[BEGIN]

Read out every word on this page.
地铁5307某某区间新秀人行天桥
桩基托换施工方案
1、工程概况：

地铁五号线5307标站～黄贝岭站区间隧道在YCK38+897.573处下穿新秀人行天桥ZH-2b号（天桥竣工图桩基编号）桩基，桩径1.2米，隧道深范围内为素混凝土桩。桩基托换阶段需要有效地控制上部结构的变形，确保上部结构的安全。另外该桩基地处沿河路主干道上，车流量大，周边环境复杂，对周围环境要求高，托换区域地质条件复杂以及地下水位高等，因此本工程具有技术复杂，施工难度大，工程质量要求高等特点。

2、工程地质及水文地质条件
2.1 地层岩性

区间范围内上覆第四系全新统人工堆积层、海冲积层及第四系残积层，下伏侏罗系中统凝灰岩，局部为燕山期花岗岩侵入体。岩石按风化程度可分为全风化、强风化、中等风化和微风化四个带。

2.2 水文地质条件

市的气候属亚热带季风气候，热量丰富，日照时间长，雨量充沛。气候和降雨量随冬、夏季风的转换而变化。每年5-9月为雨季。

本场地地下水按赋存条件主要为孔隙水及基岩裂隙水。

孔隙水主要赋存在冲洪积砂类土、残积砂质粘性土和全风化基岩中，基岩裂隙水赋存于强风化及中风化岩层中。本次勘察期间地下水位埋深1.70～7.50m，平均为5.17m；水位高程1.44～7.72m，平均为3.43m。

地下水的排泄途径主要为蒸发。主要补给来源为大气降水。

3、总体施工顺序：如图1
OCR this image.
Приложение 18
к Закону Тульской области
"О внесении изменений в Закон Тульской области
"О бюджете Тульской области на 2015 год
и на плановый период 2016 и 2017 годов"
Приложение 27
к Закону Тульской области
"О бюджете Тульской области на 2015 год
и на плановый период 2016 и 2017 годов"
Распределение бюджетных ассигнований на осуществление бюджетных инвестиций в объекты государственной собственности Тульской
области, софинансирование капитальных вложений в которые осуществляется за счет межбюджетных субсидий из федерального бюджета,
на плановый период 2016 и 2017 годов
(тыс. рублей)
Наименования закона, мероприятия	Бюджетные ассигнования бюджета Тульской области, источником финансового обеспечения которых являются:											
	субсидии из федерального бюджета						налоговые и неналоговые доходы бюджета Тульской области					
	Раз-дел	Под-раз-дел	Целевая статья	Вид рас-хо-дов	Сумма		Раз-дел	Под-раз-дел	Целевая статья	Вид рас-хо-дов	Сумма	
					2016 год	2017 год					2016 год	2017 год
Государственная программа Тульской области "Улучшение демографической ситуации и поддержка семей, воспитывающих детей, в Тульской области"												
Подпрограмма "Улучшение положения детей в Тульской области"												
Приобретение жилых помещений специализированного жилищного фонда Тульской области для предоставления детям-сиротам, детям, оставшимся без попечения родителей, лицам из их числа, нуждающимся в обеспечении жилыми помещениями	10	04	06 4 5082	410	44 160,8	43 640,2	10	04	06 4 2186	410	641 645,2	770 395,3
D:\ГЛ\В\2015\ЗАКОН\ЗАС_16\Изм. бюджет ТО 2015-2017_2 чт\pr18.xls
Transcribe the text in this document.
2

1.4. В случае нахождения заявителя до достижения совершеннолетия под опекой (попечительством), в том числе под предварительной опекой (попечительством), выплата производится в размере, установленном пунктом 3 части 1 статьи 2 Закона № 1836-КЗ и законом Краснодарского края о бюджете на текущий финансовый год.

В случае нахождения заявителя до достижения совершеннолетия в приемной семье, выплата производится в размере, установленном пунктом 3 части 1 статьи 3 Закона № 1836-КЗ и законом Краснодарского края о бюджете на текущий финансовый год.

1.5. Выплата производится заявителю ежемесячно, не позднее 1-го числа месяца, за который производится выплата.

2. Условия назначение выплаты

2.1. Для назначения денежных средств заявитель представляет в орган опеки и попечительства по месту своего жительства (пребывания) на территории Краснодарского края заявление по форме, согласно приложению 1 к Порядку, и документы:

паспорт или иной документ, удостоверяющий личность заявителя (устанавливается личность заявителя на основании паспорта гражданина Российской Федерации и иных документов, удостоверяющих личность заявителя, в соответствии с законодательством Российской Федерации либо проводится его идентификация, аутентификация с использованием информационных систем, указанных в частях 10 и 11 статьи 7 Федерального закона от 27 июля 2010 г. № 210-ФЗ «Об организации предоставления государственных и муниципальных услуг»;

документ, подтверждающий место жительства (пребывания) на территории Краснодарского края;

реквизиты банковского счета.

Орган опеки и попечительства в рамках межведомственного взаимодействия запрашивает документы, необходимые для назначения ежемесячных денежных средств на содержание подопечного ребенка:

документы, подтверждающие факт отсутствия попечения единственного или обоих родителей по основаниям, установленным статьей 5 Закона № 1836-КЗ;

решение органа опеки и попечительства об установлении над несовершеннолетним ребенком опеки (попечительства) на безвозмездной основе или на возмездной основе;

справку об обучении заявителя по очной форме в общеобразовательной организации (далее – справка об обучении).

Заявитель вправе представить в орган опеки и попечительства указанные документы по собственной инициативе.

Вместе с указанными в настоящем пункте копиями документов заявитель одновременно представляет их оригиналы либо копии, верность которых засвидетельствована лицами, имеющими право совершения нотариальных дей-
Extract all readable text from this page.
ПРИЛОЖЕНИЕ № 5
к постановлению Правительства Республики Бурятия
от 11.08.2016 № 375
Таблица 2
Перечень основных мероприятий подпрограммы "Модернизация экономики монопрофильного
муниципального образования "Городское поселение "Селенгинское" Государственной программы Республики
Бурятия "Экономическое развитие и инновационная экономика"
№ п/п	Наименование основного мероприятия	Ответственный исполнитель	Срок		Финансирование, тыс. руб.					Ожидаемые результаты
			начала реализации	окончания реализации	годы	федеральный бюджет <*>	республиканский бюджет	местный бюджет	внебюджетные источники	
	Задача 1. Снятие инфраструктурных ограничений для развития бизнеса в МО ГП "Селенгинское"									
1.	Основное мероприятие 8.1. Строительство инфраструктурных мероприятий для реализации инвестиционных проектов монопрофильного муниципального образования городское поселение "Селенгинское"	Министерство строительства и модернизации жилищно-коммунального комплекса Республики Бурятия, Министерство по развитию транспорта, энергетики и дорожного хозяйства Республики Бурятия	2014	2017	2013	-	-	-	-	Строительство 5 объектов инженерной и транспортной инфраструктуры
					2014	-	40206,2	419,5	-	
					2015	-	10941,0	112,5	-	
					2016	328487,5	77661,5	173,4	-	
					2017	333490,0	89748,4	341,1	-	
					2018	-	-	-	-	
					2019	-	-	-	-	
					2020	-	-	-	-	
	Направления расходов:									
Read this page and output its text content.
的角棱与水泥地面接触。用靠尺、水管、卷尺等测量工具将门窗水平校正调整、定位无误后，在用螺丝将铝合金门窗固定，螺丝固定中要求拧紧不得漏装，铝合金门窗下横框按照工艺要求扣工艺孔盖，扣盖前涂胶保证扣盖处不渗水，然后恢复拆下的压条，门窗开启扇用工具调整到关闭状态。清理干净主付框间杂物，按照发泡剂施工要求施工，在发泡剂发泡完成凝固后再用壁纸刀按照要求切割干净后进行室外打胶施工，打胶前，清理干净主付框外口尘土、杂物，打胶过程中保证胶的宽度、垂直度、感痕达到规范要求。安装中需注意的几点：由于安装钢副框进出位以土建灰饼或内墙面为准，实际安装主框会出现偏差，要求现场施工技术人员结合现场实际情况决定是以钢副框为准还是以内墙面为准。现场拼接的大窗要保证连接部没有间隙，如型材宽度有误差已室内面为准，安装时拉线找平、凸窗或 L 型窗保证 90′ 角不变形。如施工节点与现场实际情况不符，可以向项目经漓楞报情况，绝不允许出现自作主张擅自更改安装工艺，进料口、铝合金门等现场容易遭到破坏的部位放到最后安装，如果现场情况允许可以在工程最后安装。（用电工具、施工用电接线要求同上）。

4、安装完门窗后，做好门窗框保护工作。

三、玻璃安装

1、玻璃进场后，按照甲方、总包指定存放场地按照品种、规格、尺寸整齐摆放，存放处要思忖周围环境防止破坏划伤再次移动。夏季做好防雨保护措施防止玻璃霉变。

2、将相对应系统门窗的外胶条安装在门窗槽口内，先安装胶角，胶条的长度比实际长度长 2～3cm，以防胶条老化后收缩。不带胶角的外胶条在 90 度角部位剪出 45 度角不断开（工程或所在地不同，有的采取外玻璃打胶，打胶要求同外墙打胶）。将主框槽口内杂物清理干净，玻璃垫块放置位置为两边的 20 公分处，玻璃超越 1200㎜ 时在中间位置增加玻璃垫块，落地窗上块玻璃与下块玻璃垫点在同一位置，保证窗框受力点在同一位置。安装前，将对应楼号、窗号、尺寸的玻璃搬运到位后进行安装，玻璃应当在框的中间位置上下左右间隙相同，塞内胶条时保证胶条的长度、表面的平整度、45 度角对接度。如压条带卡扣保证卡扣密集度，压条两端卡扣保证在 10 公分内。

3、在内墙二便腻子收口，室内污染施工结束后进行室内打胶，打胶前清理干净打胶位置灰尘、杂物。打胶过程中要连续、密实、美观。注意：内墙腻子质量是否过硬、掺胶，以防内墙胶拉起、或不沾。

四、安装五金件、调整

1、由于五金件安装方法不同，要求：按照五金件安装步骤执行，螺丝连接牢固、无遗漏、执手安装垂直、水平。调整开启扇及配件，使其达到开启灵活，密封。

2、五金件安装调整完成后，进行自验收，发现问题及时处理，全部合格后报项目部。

[END]

**EXERCISE AIM**
Copy every line in the entries above that has the string "this" in it.

**WORKED SOLUTION**
Read out every word on this page.
OCR this image.
Transcribe the text in this document.
Extract all readable text from this page.
Read this page and output its text content.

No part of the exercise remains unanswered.